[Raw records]
☆ ☆ ☆ ☆ ☆

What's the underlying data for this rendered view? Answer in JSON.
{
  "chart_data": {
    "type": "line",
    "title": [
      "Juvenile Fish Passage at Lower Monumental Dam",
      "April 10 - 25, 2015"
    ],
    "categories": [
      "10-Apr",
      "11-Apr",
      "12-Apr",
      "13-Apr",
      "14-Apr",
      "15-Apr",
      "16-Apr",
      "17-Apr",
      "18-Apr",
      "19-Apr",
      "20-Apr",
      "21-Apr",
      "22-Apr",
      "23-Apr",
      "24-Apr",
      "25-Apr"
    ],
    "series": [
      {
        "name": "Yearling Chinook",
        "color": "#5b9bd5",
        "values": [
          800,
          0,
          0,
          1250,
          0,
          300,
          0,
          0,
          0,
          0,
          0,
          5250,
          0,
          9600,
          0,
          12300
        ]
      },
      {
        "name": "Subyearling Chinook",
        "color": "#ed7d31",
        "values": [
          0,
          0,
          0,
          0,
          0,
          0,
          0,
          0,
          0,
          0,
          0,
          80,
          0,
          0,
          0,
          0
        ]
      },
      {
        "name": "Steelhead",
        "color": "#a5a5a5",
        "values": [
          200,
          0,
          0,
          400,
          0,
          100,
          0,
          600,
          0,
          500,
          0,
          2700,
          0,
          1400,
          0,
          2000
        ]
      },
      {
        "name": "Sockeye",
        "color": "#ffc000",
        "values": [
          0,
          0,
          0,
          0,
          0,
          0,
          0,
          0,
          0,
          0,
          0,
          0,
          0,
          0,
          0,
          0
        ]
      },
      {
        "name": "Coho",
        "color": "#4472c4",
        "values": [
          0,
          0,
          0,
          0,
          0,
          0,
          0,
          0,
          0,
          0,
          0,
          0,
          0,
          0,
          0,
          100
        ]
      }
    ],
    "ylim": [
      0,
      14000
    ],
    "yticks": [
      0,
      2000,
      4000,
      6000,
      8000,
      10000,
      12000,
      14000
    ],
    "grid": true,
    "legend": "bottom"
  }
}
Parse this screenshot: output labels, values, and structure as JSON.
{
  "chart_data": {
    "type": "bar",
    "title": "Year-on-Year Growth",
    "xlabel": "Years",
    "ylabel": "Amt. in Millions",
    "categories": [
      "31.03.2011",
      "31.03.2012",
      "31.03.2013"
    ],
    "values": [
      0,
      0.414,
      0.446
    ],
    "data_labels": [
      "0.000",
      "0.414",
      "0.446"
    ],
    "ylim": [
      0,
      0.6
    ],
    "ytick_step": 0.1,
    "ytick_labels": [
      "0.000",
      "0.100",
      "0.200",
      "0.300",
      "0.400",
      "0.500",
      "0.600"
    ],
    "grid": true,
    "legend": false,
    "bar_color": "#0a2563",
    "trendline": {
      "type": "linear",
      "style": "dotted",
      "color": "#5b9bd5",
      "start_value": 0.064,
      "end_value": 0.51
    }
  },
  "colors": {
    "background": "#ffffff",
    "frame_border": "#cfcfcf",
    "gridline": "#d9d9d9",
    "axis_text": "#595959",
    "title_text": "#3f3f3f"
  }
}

☆ ☆ ☆ ☆ ☆

**OBJECTIVE**
Search the records above for "JSON". Copy each line where it is found.

**COMPLETE ANSWER**
What's the underlying data for this rendered view? Answer in JSON.
Parse this screenshot: output labels, values, and structure as JSON.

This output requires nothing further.